Quote the listing below in its entirety.

-- Raw records start --

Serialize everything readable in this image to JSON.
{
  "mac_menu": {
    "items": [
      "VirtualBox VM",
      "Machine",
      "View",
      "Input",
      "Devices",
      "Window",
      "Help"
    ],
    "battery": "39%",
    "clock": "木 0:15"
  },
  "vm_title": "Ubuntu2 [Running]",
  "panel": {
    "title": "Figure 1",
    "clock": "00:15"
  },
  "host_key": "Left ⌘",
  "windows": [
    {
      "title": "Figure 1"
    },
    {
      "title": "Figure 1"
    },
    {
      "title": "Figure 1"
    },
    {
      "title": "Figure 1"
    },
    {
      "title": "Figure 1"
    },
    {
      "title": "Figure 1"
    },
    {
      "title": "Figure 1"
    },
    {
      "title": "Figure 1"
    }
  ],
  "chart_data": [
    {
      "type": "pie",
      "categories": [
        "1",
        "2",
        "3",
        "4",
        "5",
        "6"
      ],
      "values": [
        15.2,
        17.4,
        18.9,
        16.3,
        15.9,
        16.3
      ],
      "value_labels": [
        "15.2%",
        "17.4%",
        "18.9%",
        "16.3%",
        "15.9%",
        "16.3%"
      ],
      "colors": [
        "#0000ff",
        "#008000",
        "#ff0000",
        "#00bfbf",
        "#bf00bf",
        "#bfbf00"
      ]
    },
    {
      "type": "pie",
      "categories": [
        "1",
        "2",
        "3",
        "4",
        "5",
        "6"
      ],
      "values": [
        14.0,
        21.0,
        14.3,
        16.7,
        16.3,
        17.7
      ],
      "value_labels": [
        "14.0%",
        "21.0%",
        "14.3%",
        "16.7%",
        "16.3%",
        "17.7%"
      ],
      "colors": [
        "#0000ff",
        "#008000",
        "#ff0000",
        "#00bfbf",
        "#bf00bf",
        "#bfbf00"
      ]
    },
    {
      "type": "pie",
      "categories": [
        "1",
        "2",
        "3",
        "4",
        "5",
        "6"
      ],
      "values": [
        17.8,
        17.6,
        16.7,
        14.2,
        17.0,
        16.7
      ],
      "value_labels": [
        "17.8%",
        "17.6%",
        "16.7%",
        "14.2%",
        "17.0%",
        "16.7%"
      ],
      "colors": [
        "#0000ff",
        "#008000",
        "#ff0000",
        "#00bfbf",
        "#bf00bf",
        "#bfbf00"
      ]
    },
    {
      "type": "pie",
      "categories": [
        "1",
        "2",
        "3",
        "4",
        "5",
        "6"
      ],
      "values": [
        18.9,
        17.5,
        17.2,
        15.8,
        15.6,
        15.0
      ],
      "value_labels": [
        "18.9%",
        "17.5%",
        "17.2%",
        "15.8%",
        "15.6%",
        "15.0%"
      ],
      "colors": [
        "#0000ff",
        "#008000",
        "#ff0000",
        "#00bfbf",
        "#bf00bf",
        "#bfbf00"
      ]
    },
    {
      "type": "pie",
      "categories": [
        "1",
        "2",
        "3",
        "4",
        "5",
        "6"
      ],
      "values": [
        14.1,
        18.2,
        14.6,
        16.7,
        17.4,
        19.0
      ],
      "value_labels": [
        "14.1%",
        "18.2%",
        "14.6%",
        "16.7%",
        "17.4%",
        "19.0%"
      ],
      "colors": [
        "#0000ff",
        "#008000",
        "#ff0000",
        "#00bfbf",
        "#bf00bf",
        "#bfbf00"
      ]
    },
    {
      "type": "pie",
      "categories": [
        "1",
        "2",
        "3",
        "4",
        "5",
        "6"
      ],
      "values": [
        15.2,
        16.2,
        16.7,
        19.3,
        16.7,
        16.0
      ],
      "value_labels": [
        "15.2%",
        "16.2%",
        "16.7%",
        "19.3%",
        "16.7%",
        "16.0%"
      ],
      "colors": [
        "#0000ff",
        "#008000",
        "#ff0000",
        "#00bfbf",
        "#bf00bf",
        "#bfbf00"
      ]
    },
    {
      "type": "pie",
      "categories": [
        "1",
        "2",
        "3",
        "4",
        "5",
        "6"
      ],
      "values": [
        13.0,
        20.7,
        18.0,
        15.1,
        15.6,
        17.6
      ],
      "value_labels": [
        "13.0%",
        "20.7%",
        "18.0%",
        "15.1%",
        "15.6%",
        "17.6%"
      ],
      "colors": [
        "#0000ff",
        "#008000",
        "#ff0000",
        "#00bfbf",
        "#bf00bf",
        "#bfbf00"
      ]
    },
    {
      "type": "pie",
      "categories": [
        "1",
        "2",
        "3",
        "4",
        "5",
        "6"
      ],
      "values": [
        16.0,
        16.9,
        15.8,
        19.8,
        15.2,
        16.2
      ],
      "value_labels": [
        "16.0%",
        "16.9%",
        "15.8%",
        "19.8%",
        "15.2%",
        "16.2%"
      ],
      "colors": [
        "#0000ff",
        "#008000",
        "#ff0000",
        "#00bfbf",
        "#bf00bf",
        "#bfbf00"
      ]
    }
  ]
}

-- Raw records end --

- Output for this task
Serialize everything readable in this image to JSON.
{
  "mac_menu": {
    "items": [
      "VirtualBox VM",
      "Machine",
      "View",
      "Input",
      "Devices",
      "Window",
      "Help"
    ],
    "battery": "39%",
    "clock": "木 0:15"
  },
  "vm_title": "Ubuntu2 [Running]",
  "panel": {
    "title": "Figure 1",
    "clock": "00:15"
  },
  "host_key": "Left ⌘",
  "windows": [
    {
      "title": "Figure 1"
    },
    {
      "title": "Figure 1"
    },
    {
      "title": "Figure 1"
    },
    {
      "title": "Figure 1"
    },
    {
      "title": "Figure 1"
    },
    {
      "title": "Figure 1"
    },
    {
      "title": "Figure 1"
    },
    {
      "title": "Figure 1"
    }
  ],
  "chart_data": [
    {
      "type": "pie",
      "categories": [
        "1",
        "2",
        "3",
        "4",
        "5",
        "6"
      ],
      "values": [
        15.2,
        17.4,
        18.9,
        16.3,
        15.9,
        16.3
      ],
      "value_labels": [
        "15.2%",
        "17.4%",
        "18.9%",
        "16.3%",
        "15.9%",
        "16.3%"
      ],
      "colors": [
        "#0000ff",
        "#008000",
        "#ff0000",
        "#00bfbf",
        "#bf00bf",
        "#bfbf00"
      ]
    },
    {
      "type": "pie",
      "categories": [
        "1",
        "2",
        "3",
        "4",
        "5",
        "6"
      ],
      "values": [
        14.0,
        21.0,
        14.3,
        16.7,
        16.3,
        17.7
      ],
      "value_labels": [
        "14.0%",
        "21.0%",
        "14.3%",
        "16.7%",
        "16.3%",
        "17.7%"
      ],
      "colors": [
        "#0000ff",
        "#008000",
        "#ff0000",
        "#00bfbf",
        "#bf00bf",
        "#bfbf00"
      ]
    },
    {
      "type": "pie",
      "categories": [
        "1",
        "2",
        "3",
        "4",
        "5",
        "6"
      ],
      "values": [
        17.8,
        17.6,
        16.7,
        14.2,
        17.0,
        16.7
      ],
      "value_labels": [
        "17.8%",
        "17.6%",
        "16.7%",
        "14.2%",
        "17.0%",
        "16.7%"
      ],
      "colors": [
        "#0000ff",
        "#008000",
        "#ff0000",
        "#00bfbf",
        "#bf00bf",
        "#bfbf00"
      ]
    },
    {
      "type": "pie",
      "categories": [
        "1",
        "2",
        "3",
        "4",
        "5",
        "6"
      ],
      "values": [
        18.9,
        17.5,
        17.2,
        15.8,
        15.6,
        15.0
      ],
      "value_labels": [
        "18.9%",
        "17.5%",
        "17.2%",
        "15.8%",
        "15.6%",
        "15.0%"
      ],
      "colors": [
        "#0000ff",
        "#008000",
        "#ff0000",
        "#00bfbf",
        "#bf00bf",
        "#bfbf00"
      ]
    },
    {
      "type": "pie",
      "categories": [
        "1",
        "2",
        "3",
        "4",
        "5",
        "6"
      ],
      "values": [
        14.1,
        18.2,
        14.6,
        16.7,
        17.4,
        19.0
      ],
      "value_labels": [
        "14.1%",
        "18.2%",
        "14.6%",
        "16.7%",
        "17.4%",
        "19.0%"
      ],
      "colors": [
        "#0000ff",
        "#008000",
        "#ff0000",
        "#00bfbf",
        "#bf00bf",
        "#bfbf00"
      ]
    },
    {
      "type": "pie",
      "categories": [
        "1",
        "2",
        "3",
        "4",
        "5",
        "6"
      ],
      "values": [
        15.2,
        16.2,
        16.7,
        19.3,
        16.7,
        16.0
      ],
      "value_labels": [
        "15.2%",
        "16.2%",
        "16.7%",
        "19.3%",
        "16.7%",
        "16.0%"
      ],
      "colors": [
        "#0000ff",
        "#008000",
        "#ff0000",
        "#00bfbf",
        "#bf00bf",
        "#bfbf00"
      ]
    },
    {
      "type": "pie",
      "categories": [
        "1",
        "2",
        "3",
        "4",
        "5",
        "6"
      ],
      "values": [
        13.0,
        20.7,
        18.0,
        15.1,
        15.6,
        17.6
      ],
      "value_labels": [
        "13.0%",
        "20.7%",
        "18.0%",
        "15.1%",
        "15.6%",
        "17.6%"
      ],
      "colors": [
        "#0000ff",
        "#008000",
        "#ff0000",
        "#00bfbf",
        "#bf00bf",
        "#bfbf00"
      ]
    },
    {
      "type": "pie",
      "categories": [
        "1",
        "2",
        "3",
        "4",
        "5",
        "6"
      ],
      "values": [
        16.0,
        16.9,
        15.8,
        19.8,
        15.2,
        16.2
      ],
      "value_labels": [
        "16.0%",
        "16.9%",
        "15.8%",
        "19.8%",
        "15.2%",
        "16.2%"
      ],
      "colors": [
        "#0000ff",
        "#008000",
        "#ff0000",
        "#00bfbf",
        "#bf00bf",
        "#bfbf00"
      ]
    }
  ]
}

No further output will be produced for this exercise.